> **Problem to work on**
Leave out the pictures and reproduce all of the data exactly.
== Data listing ==
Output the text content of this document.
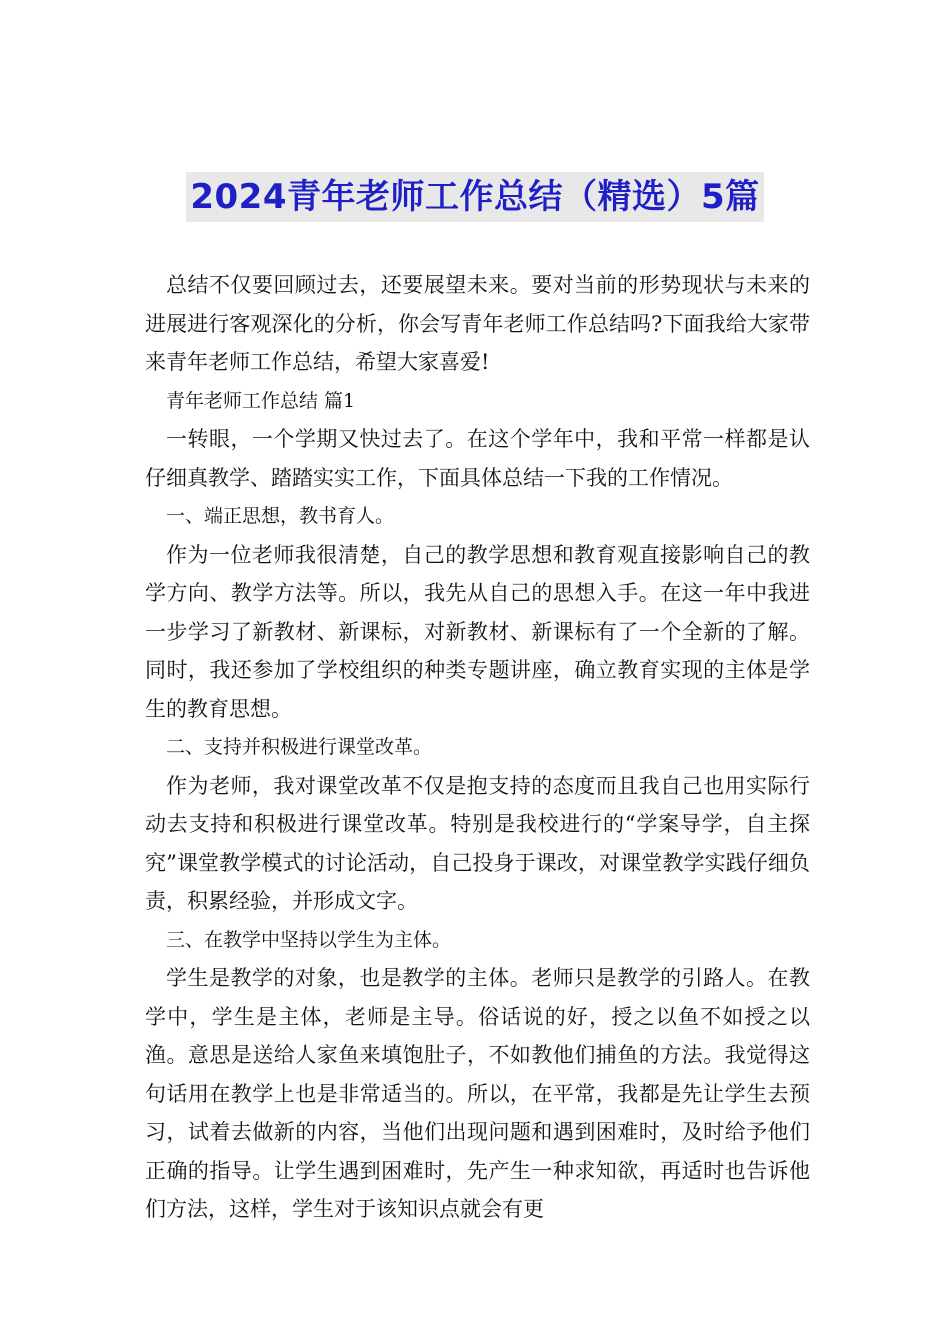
2024青年老师工作总结（精选）5篇

总结不仅要回顾过去，还要展望未来。要对当前的形势现状与未来的进展进行客观深化的分析，你会写青年老师工作总结吗?下面我给大家带来青年老师工作总结，希望大家喜爱!

青年老师工作总结 篇1

一转眼，一个学期又快过去了。在这个学年中，我和平常一样都是认仔细真教学、踏踏实实工作，下面具体总结一下我的工作情况。

一、端正思想，教书育人。

作为一位老师我很清楚，自己的教学思想和教育观直接影响自己的教学方向、教学方法等。所以，我先从自己的思想入手。在这一年中我进一步学习了新教材、新课标，对新教材、新课标有了一个全新的了解。同时，我还参加了学校组织的种类专题讲座，确立教育实现的主体是学生的教育思想。

二、支持并积极进行课堂改革。

作为老师，我对课堂改革不仅是抱支持的态度而且我自己也用实际行动去支持和积极进行课堂改革。特别是我校进行的“学案导学，自主探究”课堂教学模式的讨论活动，自己投身于课改，对课堂教学实践仔细负责，积累经验，并形成文字。

三、在教学中坚持以学生为主体。

学生是教学的对象，也是教学的主体。老师只是教学的引路人。在教学中，学生是主体，老师是主导。俗话说的好，授之以鱼不如授之以渔。意思是送给人家鱼来填饱肚子，不如教他们捕鱼的方法。我觉得这句话用在教学上也是非常适当的。所以，在平常，我都是先让学生去预习，试着去做新的内容，当他们出现问题和遇到困难时，及时给予他们正确的指导。让学生遇到困难时，先产生一种求知欲，再适时也告诉他们方法，这样，学生对于该知识点就会有更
===
> **Final result**
Output the text content of this document.
2024青年老师工作总结（精选）5篇

总结不仅要回顾过去，还要展望未来。要对当前的形势现状与未来的进展进行客观深化的分析，你会写青年老师工作总结吗?下面我给大家带来青年老师工作总结，希望大家喜爱!

青年老师工作总结 篇1

一转眼，一个学期又快过去了。在这个学年中，我和平常一样都是认仔细真教学、踏踏实实工作，下面具体总结一下我的工作情况。

一、端正思想，教书育人。

作为一位老师我很清楚，自己的教学思想和教育观直接影响自己的教学方向、教学方法等。所以，我先从自己的思想入手。在这一年中我进一步学习了新教材、新课标，对新教材、新课标有了一个全新的了解。同时，我还参加了学校组织的种类专题讲座，确立教育实现的主体是学生的教育思想。

二、支持并积极进行课堂改革。

作为老师，我对课堂改革不仅是抱支持的态度而且我自己也用实际行动去支持和积极进行课堂改革。特别是我校进行的“学案导学，自主探究”课堂教学模式的讨论活动，自己投身于课改，对课堂教学实践仔细负责，积累经验，并形成文字。

三、在教学中坚持以学生为主体。

学生是教学的对象，也是教学的主体。老师只是教学的引路人。在教学中，学生是主体，老师是主导。俗话说的好，授之以鱼不如授之以渔。意思是送给人家鱼来填饱肚子，不如教他们捕鱼的方法。我觉得这句话用在教学上也是非常适当的。所以，在平常，我都是先让学生去预习，试着去做新的内容，当他们出现问题和遇到困难时，及时给予他们正确的指导。让学生遇到困难时，先产生一种求知欲，再适时也告诉他们方法，这样，学生对于该知识点就会有更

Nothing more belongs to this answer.